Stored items

+ + + +

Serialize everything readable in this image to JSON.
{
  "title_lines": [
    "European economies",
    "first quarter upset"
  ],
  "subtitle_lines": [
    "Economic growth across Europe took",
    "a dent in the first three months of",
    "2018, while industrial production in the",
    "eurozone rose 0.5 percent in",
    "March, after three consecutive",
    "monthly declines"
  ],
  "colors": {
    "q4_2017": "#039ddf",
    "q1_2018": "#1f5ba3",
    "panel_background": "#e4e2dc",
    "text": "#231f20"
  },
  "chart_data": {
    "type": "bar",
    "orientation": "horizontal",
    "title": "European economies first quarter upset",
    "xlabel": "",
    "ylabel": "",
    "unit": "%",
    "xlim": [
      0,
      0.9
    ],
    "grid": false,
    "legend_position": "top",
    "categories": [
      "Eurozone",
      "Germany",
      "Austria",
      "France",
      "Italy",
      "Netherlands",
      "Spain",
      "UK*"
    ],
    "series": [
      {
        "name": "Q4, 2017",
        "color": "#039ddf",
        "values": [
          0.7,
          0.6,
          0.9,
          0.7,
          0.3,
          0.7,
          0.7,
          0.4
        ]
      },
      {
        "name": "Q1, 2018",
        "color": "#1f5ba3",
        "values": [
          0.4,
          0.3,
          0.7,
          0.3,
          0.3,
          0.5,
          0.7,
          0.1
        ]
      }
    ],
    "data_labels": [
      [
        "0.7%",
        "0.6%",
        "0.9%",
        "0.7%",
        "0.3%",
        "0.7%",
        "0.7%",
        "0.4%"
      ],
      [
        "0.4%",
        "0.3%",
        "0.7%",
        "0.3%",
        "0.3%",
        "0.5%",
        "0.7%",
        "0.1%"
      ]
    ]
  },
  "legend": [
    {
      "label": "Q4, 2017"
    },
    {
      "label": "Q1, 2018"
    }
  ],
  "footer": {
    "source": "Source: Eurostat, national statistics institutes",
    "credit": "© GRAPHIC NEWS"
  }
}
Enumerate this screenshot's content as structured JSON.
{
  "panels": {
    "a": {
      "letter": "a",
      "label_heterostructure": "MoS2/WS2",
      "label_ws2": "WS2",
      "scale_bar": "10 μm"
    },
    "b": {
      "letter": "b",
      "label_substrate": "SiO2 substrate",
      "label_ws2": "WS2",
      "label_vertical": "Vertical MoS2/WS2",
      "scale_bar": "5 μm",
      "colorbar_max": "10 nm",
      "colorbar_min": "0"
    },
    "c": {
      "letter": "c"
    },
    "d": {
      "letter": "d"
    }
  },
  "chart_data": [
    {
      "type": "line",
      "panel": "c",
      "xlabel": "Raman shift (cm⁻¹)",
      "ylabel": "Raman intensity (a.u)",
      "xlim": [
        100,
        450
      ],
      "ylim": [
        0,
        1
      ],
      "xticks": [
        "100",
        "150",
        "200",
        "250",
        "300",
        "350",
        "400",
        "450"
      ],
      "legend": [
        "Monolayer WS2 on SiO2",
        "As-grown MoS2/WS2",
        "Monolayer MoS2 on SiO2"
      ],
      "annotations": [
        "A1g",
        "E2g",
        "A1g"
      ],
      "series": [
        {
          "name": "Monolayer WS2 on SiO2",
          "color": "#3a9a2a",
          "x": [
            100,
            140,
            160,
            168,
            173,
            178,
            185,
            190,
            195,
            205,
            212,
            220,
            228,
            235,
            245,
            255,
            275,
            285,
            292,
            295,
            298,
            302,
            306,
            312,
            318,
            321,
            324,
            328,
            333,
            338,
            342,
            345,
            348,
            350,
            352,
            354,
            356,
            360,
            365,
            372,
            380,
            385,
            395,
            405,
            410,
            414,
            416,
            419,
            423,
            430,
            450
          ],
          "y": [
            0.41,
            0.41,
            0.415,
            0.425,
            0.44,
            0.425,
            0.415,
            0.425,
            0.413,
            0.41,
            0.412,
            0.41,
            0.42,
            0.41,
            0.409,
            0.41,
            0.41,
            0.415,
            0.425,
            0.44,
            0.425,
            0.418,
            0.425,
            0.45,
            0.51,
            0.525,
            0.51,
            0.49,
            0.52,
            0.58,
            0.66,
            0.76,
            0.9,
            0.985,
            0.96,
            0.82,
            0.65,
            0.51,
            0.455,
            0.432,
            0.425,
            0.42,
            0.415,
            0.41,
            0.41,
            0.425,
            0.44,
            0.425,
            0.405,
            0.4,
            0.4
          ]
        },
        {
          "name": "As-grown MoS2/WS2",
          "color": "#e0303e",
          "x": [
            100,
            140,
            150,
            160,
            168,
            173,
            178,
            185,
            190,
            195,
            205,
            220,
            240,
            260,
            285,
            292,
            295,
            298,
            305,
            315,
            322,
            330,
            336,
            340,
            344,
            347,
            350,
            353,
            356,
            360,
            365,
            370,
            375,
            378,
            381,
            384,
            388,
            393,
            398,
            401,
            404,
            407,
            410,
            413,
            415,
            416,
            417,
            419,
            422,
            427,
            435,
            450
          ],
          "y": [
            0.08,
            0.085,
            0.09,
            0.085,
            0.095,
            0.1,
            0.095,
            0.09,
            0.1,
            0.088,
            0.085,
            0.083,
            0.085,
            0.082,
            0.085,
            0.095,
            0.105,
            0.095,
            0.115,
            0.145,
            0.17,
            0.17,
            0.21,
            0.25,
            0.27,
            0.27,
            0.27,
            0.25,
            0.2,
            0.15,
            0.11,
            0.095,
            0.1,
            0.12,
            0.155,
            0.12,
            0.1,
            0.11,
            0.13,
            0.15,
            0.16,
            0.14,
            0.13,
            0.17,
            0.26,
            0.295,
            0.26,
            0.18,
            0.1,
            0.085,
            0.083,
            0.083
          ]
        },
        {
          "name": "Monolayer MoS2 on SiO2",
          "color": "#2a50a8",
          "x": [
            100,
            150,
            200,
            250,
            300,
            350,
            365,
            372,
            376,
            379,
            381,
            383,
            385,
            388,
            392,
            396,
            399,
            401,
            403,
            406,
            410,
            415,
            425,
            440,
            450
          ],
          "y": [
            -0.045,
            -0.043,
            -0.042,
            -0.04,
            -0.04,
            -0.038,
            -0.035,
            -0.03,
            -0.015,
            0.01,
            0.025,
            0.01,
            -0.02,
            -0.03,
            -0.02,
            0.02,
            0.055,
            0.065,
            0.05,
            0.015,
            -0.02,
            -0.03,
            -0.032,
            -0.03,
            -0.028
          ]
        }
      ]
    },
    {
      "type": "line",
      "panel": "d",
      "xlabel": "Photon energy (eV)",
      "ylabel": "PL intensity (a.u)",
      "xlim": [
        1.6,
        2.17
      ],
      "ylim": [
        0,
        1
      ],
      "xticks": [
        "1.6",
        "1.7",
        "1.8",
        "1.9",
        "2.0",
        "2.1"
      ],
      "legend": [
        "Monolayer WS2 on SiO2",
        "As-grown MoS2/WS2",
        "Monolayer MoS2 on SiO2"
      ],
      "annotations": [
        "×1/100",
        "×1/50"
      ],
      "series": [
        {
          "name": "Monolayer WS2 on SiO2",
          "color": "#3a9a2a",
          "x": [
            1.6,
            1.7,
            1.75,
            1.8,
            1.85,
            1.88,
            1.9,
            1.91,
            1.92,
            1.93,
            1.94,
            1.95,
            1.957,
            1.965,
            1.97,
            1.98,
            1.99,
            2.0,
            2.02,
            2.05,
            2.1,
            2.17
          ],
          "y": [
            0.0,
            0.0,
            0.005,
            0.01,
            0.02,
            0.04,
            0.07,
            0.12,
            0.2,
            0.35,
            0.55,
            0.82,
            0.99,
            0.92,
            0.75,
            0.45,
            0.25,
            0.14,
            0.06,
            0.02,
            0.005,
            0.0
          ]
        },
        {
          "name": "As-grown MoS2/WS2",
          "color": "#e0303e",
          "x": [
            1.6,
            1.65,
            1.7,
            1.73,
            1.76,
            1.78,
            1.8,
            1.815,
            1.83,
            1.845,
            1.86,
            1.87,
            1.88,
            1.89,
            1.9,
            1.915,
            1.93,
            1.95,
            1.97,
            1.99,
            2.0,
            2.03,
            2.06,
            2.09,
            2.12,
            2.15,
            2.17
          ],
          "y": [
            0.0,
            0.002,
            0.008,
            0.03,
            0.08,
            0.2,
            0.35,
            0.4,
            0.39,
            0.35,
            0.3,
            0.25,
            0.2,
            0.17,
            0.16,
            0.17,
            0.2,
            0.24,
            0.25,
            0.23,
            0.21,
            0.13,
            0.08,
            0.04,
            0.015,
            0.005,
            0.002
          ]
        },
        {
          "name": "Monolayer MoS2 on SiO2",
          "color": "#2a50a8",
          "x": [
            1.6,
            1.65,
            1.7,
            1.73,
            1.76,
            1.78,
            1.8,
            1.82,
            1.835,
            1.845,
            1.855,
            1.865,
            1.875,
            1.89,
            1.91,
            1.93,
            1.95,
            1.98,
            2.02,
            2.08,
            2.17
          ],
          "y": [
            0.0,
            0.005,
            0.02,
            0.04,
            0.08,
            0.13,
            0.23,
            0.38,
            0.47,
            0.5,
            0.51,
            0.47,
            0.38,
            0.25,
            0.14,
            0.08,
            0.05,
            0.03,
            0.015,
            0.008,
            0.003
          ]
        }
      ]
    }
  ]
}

+ + + +

#### [The exercise]
Scan the data for the word "first" and copy every line where it shows up.

#### [Task output]
    "first quarter upset"
    "a dent in the first three months of",
    "title": "European economies first quarter upset",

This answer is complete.